PROBLEM REQUIREMENTS:
Write out the whole listing word for word.

PROVIDED RECORDS:
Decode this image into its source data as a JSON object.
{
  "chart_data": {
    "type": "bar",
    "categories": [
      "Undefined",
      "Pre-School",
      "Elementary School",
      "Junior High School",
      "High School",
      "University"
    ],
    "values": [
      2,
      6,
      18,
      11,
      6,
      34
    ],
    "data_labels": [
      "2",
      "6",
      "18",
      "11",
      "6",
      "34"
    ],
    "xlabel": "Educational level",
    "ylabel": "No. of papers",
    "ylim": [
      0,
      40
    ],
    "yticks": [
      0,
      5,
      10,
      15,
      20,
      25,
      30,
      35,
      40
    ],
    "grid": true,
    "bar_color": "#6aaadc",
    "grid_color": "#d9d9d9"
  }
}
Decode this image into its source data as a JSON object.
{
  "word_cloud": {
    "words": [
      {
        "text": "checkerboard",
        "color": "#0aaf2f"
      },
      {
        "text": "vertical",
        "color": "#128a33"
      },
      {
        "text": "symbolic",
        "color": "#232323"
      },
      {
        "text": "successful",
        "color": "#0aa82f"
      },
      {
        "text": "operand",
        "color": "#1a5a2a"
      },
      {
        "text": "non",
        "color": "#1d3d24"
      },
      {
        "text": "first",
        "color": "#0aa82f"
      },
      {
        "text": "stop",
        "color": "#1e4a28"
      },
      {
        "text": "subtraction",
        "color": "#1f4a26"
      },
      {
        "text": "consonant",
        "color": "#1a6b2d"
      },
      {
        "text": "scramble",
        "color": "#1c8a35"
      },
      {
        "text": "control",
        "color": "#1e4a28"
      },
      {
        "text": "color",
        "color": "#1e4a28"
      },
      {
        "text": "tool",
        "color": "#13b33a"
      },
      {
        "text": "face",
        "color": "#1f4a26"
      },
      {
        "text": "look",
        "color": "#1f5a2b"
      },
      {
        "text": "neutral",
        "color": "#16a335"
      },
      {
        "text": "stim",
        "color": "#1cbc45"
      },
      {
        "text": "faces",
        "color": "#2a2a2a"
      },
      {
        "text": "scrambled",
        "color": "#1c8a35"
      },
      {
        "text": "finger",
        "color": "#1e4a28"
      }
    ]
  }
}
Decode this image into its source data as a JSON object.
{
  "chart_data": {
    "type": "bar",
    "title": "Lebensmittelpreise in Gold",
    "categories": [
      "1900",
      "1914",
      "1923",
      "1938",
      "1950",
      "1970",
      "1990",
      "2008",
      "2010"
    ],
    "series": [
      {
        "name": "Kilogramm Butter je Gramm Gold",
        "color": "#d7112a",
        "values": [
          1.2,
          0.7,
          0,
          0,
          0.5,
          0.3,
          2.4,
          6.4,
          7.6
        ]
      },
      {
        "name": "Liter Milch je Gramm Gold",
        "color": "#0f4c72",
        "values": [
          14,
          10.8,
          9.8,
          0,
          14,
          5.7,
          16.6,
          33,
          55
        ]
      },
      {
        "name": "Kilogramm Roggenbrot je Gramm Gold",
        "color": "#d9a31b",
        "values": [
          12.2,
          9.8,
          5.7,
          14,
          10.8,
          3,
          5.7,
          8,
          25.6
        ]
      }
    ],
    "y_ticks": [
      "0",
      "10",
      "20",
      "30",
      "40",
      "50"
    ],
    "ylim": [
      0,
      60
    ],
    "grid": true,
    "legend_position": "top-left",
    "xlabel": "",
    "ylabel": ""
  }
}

WORKED SOLUTION:
Decode this image into its source data as a JSON object.
{
  "chart_data": {
    "type": "bar",
    "categories": [
      "Undefined",
      "Pre-School",
      "Elementary School",
      "Junior High School",
      "High School",
      "University"
    ],
    "values": [
      2,
      6,
      18,
      11,
      6,
      34
    ],
    "data_labels": [
      "2",
      "6",
      "18",
      "11",
      "6",
      "34"
    ],
    "xlabel": "Educational level",
    "ylabel": "No. of papers",
    "ylim": [
      0,
      40
    ],
    "yticks": [
      0,
      5,
      10,
      15,
      20,
      25,
      30,
      35,
      40
    ],
    "grid": true,
    "bar_color": "#6aaadc",
    "grid_color": "#d9d9d9"
  }
}
Decode this image into its source data as a JSON object.
{
  "word_cloud": {
    "words": [
      {
        "text": "checkerboard",
        "color": "#0aaf2f"
      },
      {
        "text": "vertical",
        "color": "#128a33"
      },
      {
        "text": "symbolic",
        "color": "#232323"
      },
      {
        "text": "successful",
        "color": "#0aa82f"
      },
      {
        "text": "operand",
        "color": "#1a5a2a"
      },
      {
        "text": "non",
        "color": "#1d3d24"
      },
      {
        "text": "first",
        "color": "#0aa82f"
      },
      {
        "text": "stop",
        "color": "#1e4a28"
      },
      {
        "text": "subtraction",
        "color": "#1f4a26"
      },
      {
        "text": "consonant",
        "color": "#1a6b2d"
      },
      {
        "text": "scramble",
        "color": "#1c8a35"
      },
      {
        "text": "control",
        "color": "#1e4a28"
      },
      {
        "text": "color",
        "color": "#1e4a28"
      },
      {
        "text": "tool",
        "color": "#13b33a"
      },
      {
        "text": "face",
        "color": "#1f4a26"
      },
      {
        "text": "look",
        "color": "#1f5a2b"
      },
      {
        "text": "neutral",
        "color": "#16a335"
      },
      {
        "text": "stim",
        "color": "#1cbc45"
      },
      {
        "text": "faces",
        "color": "#2a2a2a"
      },
      {
        "text": "scrambled",
        "color": "#1c8a35"
      },
      {
        "text": "finger",
        "color": "#1e4a28"
      }
    ]
  }
}
Decode this image into its source data as a JSON object.
{
  "chart_data": {
    "type": "bar",
    "title": "Lebensmittelpreise in Gold",
    "categories": [
      "1900",
      "1914",
      "1923",
      "1938",
      "1950",
      "1970",
      "1990",
      "2008",
      "2010"
    ],
    "series": [
      {
        "name": "Kilogramm Butter je Gramm Gold",
        "color": "#d7112a",
        "values": [
          1.2,
          0.7,
          0,
          0,
          0.5,
          0.3,
          2.4,
          6.4,
          7.6
        ]
      },
      {
        "name": "Liter Milch je Gramm Gold",
        "color": "#0f4c72",
        "values": [
          14,
          10.8,
          9.8,
          0,
          14,
          5.7,
          16.6,
          33,
          55
        ]
      },
      {
        "name": "Kilogramm Roggenbrot je Gramm Gold",
        "color": "#d9a31b",
        "values": [
          12.2,
          9.8,
          5.7,
          14,
          10.8,
          3,
          5.7,
          8,
          25.6
        ]
      }
    ],
    "y_ticks": [
      "0",
      "10",
      "20",
      "30",
      "40",
      "50"
    ],
    "ylim": [
      0,
      60
    ],
    "grid": true,
    "legend_position": "top-left",
    "xlabel": "",
    "ylabel": ""
  }
}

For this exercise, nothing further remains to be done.